§ Stated goal: Restate each entry word for word, leaving nothing out.

Rows from a figure dataset
** Begin **
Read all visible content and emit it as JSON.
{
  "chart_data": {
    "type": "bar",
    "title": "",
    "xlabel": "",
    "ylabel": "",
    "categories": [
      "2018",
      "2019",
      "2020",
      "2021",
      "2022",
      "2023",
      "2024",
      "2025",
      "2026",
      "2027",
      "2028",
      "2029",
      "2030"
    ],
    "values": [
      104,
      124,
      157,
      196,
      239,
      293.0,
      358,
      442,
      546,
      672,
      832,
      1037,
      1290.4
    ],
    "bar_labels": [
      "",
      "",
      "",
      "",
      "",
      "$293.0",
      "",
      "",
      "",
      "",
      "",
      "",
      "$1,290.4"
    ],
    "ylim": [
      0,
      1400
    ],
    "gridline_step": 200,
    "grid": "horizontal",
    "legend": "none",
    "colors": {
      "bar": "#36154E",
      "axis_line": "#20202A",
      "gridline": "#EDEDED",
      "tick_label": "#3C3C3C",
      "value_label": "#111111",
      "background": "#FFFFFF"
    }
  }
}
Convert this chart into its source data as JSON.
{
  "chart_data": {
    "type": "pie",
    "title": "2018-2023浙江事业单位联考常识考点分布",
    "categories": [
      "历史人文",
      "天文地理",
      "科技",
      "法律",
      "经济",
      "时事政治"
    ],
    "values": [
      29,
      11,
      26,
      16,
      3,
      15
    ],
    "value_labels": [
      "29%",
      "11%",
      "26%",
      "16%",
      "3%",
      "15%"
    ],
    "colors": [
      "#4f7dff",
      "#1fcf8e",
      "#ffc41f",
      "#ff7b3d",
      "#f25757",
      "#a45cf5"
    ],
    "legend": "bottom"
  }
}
** End **
§ Solved exercise:
Read all visible content and emit it as JSON.
{
  "chart_data": {
    "type": "bar",
    "title": "",
    "xlabel": "",
    "ylabel": "",
    "categories": [
      "2018",
      "2019",
      "2020",
      "2021",
      "2022",
      "2023",
      "2024",
      "2025",
      "2026",
      "2027",
      "2028",
      "2029",
      "2030"
    ],
    "values": [
      104,
      124,
      157,
      196,
      239,
      293.0,
      358,
      442,
      546,
      672,
      832,
      1037,
      1290.4
    ],
    "bar_labels": [
      "",
      "",
      "",
      "",
      "",
      "$293.0",
      "",
      "",
      "",
      "",
      "",
      "",
      "$1,290.4"
    ],
    "ylim": [
      0,
      1400
    ],
    "gridline_step": 200,
    "grid": "horizontal",
    "legend": "none",
    "colors": {
      "bar": "#36154E",
      "axis_line": "#20202A",
      "gridline": "#EDEDED",
      "tick_label": "#3C3C3C",
      "value_label": "#111111",
      "background": "#FFFFFF"
    }
  }
}
Convert this chart into its source data as JSON.
{
  "chart_data": {
    "type": "pie",
    "title": "2018-2023浙江事业单位联考常识考点分布",
    "categories": [
      "历史人文",
      "天文地理",
      "科技",
      "法律",
      "经济",
      "时事政治"
    ],
    "values": [
      29,
      11,
      26,
      16,
      3,
      15
    ],
    "value_labels": [
      "29%",
      "11%",
      "26%",
      "16%",
      "3%",
      "15%"
    ],
    "colors": [
      "#4f7dff",
      "#1fcf8e",
      "#ffc41f",
      "#ff7b3d",
      "#f25757",
      "#a45cf5"
    ],
    "legend": "bottom"
  }
}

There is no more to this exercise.